• STATED EXERCISE: Every line in the listing is to be echoed verbatim.

• SUPPLIED DATA:

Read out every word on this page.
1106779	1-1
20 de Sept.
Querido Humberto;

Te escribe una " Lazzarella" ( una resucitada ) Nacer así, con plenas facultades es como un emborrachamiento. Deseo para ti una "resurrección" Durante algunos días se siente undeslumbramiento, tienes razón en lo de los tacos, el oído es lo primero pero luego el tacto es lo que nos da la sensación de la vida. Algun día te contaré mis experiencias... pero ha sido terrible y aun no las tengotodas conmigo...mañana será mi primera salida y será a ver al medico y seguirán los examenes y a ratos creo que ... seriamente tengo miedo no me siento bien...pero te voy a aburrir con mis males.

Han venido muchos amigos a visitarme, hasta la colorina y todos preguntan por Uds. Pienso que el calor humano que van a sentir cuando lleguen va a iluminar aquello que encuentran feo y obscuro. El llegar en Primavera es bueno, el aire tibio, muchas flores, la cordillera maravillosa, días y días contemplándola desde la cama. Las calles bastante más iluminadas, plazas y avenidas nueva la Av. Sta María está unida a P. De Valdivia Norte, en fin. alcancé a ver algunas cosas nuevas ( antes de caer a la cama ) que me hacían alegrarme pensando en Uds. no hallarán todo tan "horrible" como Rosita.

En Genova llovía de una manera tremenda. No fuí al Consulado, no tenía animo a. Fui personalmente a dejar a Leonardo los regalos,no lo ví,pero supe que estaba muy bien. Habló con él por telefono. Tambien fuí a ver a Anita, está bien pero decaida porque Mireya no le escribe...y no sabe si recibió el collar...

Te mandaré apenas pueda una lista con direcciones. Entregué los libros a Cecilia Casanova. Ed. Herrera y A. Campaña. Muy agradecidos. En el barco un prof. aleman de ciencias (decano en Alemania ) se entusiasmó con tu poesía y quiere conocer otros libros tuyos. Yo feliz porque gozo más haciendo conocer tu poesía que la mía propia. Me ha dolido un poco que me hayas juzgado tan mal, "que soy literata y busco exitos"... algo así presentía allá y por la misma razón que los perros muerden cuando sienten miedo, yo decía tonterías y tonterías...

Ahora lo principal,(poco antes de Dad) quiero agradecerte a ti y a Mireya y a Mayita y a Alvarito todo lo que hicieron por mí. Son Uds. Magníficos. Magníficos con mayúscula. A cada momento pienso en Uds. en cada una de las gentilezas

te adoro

• WRITTEN ANSWER:
Read out every word on this page.
1106779	1-1
20 de Sept.
Querido Humberto;

Te escribe una " Lazzarella" ( una resucitada ) Nacer así, con plenas facultades es como un emborrachamiento. Deseo para ti una "resurrección" Durante algunos días se siente undeslumbramiento, tienes razón en lo de los tacos, el oído es lo primero pero luego el tacto es lo que nos da la sensación de la vida. Algun día te contaré mis experiencias... pero ha sido terrible y aun no las tengotodas conmigo...mañana será mi primera salida y será a ver al medico y seguirán los examenes y a ratos creo que ... seriamente tengo miedo no me siento bien...pero te voy a aburrir con mis males.

Han venido muchos amigos a visitarme, hasta la colorina y todos preguntan por Uds. Pienso que el calor humano que van a sentir cuando lleguen va a iluminar aquello que encuentran feo y obscuro. El llegar en Primavera es bueno, el aire tibio, muchas flores, la cordillera maravillosa, días y días contemplándola desde la cama. Las calles bastante más iluminadas, plazas y avenidas nueva la Av. Sta María está unida a P. De Valdivia Norte, en fin. alcancé a ver algunas cosas nuevas ( antes de caer a la cama ) que me hacían alegrarme pensando en Uds. no hallarán todo tan "horrible" como Rosita.

En Genova llovía de una manera tremenda. No fuí al Consulado, no tenía animo a. Fui personalmente a dejar a Leonardo los regalos,no lo ví,pero supe que estaba muy bien. Habló con él por telefono. Tambien fuí a ver a Anita, está bien pero decaida porque Mireya no le escribe...y no sabe si recibió el collar...

Te mandaré apenas pueda una lista con direcciones. Entregué los libros a Cecilia Casanova. Ed. Herrera y A. Campaña. Muy agradecidos. En el barco un prof. aleman de ciencias (decano en Alemania ) se entusiasmó con tu poesía y quiere conocer otros libros tuyos. Yo feliz porque gozo más haciendo conocer tu poesía que la mía propia. Me ha dolido un poco que me hayas juzgado tan mal, "que soy literata y busco exitos"... algo así presentía allá y por la misma razón que los perros muerden cuando sienten miedo, yo decía tonterías y tonterías...

Ahora lo principal,(poco antes de Dad) quiero agradecerte a ti y a Mireya y a Mayita y a Alvarito todo lo que hicieron por mí. Son Uds. Magníficos. Magníficos con mayúscula. A cada momento pienso en Uds. en cada una de las gentilezas

te adoro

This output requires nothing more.